(A block of data)
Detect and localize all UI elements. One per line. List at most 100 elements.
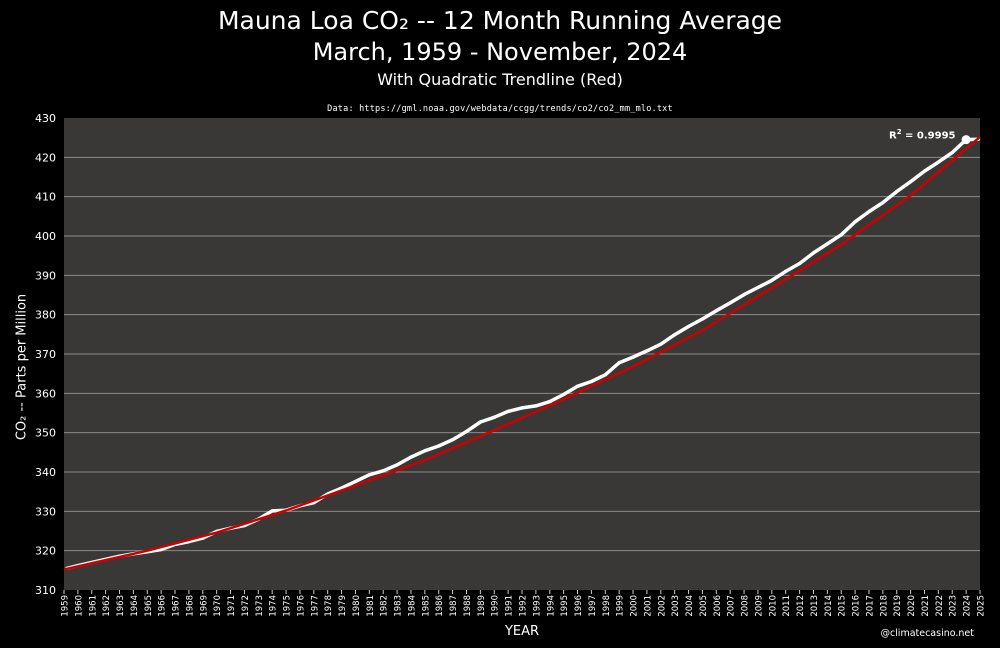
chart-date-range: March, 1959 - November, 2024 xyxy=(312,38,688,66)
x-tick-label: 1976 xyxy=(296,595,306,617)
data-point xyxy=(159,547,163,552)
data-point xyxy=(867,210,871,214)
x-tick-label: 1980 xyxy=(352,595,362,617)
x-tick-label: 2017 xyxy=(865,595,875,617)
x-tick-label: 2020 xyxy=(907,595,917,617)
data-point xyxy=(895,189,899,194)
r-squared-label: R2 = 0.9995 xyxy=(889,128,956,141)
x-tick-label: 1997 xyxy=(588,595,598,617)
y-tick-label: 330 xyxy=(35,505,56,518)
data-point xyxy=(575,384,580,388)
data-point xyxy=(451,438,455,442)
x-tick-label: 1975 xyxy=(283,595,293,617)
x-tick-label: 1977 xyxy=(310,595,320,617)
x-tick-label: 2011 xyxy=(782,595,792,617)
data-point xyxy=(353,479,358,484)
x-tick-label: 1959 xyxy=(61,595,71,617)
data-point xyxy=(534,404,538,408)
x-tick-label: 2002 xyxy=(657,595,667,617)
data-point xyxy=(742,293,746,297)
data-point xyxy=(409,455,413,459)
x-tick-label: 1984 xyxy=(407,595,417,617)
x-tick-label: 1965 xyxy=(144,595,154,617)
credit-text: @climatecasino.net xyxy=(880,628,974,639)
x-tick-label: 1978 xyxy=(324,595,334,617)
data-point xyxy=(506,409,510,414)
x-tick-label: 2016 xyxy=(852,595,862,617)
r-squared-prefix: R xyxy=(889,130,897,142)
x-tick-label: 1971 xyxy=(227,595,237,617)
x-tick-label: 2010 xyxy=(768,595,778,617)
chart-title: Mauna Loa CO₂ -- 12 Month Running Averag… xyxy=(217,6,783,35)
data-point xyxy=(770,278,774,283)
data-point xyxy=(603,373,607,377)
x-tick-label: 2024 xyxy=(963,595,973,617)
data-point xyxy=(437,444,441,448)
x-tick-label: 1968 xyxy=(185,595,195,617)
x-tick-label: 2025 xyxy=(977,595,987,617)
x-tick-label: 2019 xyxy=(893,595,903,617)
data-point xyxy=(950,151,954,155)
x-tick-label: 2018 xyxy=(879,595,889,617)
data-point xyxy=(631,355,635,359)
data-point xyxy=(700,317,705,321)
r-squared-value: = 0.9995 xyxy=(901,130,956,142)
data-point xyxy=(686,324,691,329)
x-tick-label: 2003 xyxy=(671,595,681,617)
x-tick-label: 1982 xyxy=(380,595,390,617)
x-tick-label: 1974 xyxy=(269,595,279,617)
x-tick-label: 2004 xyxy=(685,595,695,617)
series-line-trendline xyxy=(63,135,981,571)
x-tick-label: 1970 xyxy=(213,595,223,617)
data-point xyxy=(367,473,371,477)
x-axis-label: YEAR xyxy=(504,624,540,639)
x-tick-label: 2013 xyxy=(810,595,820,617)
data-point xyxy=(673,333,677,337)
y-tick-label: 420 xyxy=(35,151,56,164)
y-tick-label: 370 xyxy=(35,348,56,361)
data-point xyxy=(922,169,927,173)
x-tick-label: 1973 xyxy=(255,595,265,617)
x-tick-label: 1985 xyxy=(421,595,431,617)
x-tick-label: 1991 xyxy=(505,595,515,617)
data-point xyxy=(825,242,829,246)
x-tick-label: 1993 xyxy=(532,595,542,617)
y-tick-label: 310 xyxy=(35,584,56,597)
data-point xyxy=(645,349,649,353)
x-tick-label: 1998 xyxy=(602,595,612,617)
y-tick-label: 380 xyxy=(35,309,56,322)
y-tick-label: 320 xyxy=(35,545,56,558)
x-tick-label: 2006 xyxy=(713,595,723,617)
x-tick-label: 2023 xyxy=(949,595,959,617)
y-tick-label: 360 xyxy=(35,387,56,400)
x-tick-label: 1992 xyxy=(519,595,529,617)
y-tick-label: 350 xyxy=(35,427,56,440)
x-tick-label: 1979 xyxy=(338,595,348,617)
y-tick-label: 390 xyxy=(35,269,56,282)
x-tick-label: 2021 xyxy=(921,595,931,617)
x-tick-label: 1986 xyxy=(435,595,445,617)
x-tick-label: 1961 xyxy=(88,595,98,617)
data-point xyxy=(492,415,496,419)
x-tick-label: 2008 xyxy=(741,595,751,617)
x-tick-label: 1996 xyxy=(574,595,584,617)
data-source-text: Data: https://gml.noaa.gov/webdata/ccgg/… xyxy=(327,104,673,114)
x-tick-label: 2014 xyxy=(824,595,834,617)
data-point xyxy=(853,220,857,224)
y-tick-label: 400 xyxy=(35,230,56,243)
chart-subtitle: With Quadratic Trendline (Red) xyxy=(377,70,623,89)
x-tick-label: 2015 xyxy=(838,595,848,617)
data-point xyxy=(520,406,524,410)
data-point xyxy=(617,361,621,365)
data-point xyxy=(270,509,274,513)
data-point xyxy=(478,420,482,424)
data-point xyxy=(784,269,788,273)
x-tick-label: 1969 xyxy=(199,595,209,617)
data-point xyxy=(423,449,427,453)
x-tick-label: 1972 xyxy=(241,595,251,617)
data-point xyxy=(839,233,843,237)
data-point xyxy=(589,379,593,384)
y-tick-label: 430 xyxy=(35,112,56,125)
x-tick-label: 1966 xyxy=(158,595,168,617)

==

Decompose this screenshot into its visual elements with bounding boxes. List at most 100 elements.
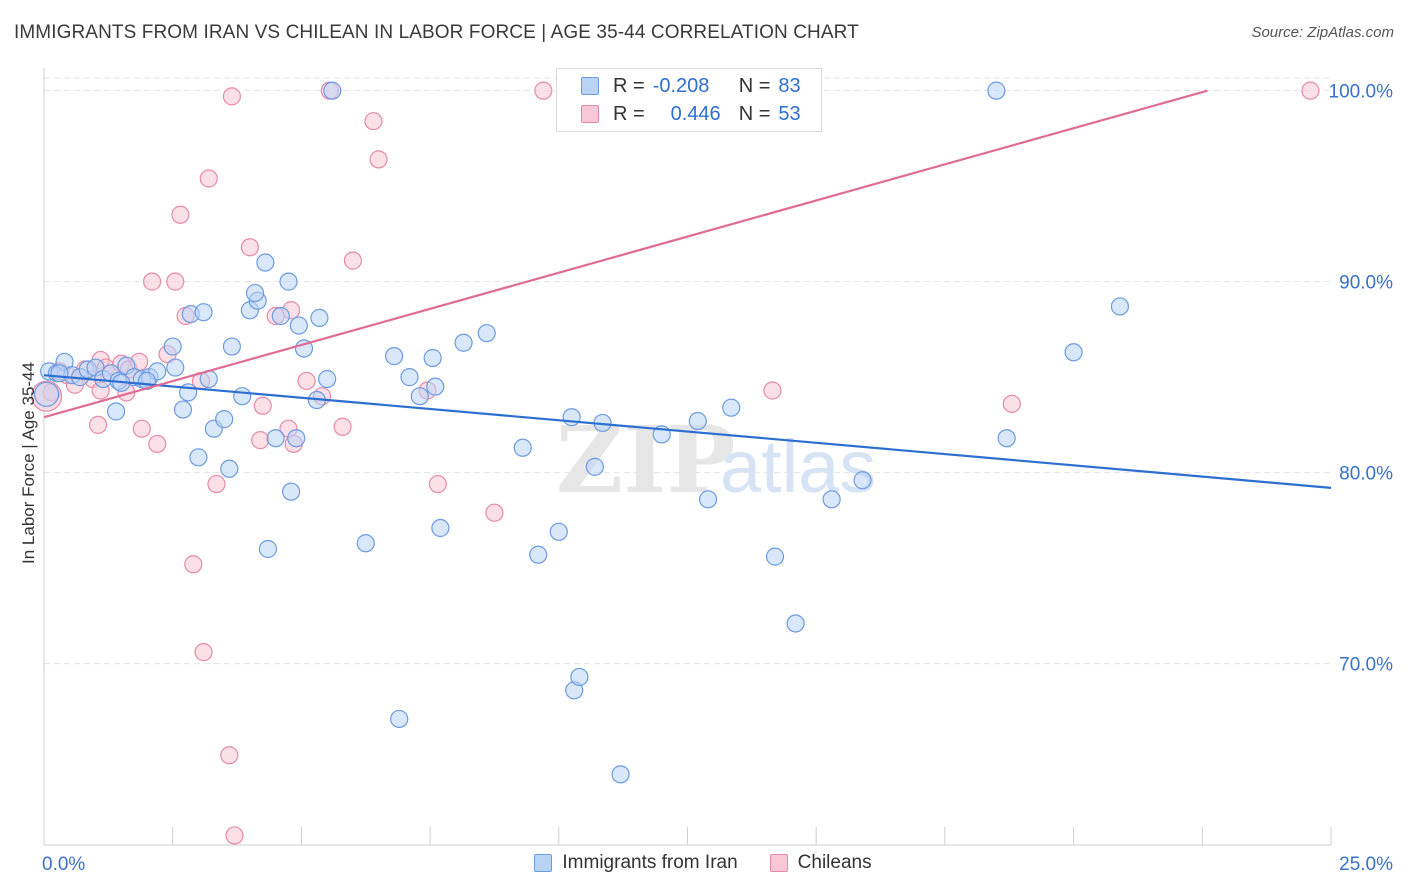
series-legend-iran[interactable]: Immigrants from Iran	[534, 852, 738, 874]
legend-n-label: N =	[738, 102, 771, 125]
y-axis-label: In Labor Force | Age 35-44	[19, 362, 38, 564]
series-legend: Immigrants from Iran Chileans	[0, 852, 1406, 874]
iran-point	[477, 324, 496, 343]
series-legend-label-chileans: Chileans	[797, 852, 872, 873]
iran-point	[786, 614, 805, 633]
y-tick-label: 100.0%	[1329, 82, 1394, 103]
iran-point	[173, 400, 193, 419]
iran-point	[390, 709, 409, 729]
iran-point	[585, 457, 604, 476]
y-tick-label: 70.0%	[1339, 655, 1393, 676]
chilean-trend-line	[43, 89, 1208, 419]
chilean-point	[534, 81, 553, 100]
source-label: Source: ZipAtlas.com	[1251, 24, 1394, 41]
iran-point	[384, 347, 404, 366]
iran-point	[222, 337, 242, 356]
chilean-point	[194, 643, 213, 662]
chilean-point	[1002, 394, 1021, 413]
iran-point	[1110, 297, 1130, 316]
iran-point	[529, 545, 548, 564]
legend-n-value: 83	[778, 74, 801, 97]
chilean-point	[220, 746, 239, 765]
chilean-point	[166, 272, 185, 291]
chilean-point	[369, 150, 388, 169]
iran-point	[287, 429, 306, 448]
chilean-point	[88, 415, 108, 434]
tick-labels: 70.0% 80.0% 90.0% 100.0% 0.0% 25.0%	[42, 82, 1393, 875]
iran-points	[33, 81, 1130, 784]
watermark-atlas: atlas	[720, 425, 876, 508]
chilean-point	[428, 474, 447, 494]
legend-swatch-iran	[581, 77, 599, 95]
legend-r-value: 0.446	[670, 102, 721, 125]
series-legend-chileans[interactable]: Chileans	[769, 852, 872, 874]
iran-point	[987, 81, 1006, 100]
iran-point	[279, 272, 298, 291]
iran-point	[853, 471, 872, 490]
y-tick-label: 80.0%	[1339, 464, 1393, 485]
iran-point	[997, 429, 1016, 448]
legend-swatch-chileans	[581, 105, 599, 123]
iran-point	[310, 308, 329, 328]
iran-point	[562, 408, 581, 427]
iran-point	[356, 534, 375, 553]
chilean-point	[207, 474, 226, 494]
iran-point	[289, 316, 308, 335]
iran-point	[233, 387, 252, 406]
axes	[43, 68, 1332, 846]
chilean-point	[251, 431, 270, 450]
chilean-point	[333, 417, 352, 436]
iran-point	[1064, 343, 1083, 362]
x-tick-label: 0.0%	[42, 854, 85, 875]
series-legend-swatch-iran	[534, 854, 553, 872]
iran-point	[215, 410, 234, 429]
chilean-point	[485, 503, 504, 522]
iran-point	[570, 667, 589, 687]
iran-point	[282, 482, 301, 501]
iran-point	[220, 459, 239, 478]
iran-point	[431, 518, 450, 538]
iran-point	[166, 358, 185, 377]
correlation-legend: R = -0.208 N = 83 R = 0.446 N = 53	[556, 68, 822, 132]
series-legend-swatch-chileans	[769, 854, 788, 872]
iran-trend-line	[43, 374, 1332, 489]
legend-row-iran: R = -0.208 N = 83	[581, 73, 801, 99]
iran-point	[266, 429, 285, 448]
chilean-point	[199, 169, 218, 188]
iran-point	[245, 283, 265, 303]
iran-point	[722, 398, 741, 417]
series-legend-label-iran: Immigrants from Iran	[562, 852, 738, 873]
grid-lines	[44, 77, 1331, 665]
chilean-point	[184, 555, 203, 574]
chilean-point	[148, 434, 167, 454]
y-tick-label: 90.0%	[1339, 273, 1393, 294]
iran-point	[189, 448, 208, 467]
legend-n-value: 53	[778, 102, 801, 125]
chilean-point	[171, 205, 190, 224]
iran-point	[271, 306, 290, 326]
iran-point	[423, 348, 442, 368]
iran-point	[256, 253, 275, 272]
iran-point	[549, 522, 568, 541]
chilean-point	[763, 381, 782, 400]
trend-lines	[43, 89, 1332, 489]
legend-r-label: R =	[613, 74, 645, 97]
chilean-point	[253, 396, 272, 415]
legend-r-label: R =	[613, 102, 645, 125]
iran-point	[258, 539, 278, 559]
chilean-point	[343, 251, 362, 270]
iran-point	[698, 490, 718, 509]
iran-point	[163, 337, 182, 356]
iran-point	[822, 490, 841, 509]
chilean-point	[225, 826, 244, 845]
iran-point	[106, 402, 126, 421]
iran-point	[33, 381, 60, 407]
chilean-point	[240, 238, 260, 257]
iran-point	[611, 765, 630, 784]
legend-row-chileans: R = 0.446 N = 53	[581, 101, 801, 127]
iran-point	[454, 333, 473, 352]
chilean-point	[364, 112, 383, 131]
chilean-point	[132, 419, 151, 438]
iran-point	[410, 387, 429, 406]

==

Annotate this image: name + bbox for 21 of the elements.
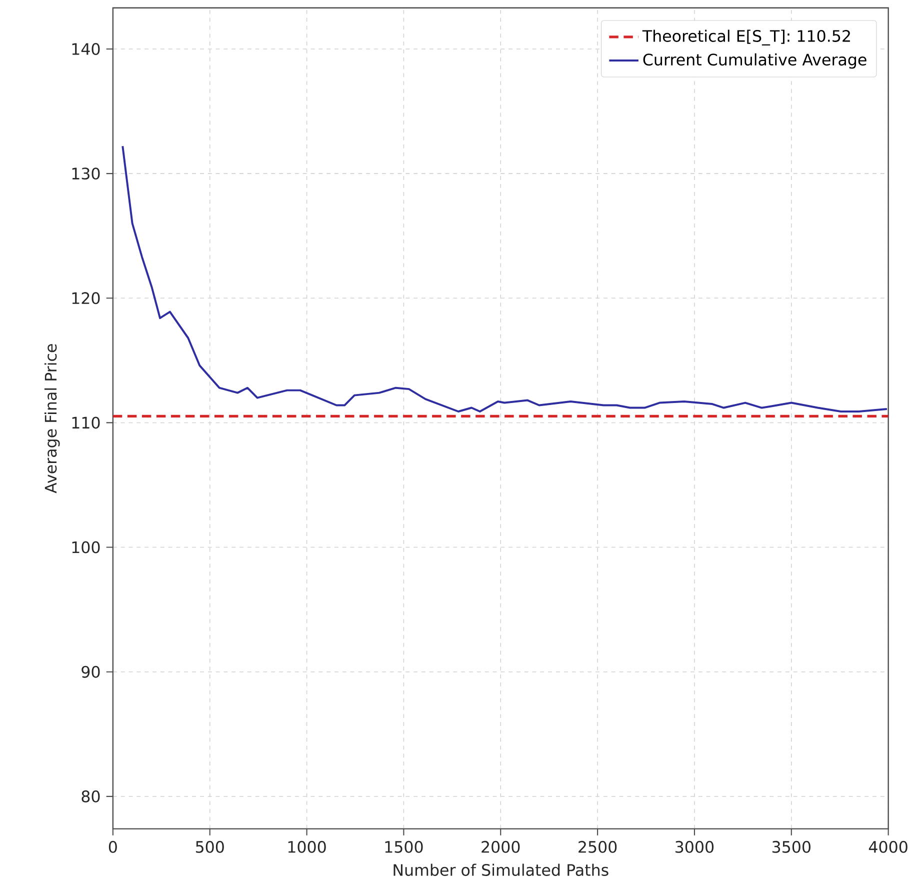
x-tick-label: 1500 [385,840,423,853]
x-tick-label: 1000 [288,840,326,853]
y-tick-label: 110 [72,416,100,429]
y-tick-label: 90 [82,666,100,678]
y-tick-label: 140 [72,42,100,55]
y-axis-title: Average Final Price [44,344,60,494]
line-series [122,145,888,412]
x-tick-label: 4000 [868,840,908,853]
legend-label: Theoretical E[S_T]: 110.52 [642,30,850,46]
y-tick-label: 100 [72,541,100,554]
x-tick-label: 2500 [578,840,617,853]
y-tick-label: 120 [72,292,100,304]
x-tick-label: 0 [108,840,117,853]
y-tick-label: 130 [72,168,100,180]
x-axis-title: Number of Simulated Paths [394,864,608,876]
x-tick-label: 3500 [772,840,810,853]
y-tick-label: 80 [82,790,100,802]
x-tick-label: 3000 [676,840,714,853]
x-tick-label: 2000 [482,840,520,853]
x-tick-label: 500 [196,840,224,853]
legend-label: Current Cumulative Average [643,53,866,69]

# The problem
Render the records from the line containing "Annotate this image: name" through the line containing "legend-label: Current Cumulative", both included, as a JSON list of strings with one string per line and blank lines omitted. Leave out the pictures.

# Written reply
[
  "Annotate this image: name + bbox for 21 of the elements.",
  "x-tick-label: 1500 [385,840,423,853]",
  "x-tick-label: 1000 [288,840,326,853]",
  "y-tick-label: 110 [72,416,100,429]",
  "y-tick-label: 90 [82,666,100,678]",
  "y-tick-label: 140 [72,42,100,55]",
  "y-axis-title: Average Final Price [44,344,60,494]",
  "line-series [122,145,888,412]",
  "x-tick-label: 4000 [868,840,908,853]",
  "legend-label: Theoretical E[S_T]: 110.52 [642,30,850,46]",
  "y-tick-label: 100 [72,541,100,554]",
  "x-tick-label: 2500 [578,840,617,853]",
  "y-tick-label: 120 [72,292,100,304]",
  "x-tick-label: 0 [108,840,117,853]",
  "y-tick-label: 130 [72,168,100,180]",
  "x-axis-title: Number of Simulated Paths [394,864,608,876]",
  "x-tick-label: 3500 [772,840,810,853]",
  "y-tick-label: 80 [82,790,100,802]",
  "x-tick-label: 3000 [676,840,714,853]",
  "x-tick-label: 2000 [482,840,520,853]",
  "x-tick-label: 500 [196,840,224,853]",
  "legend-label: Current Cumulative Average [643,53,866,69]"
]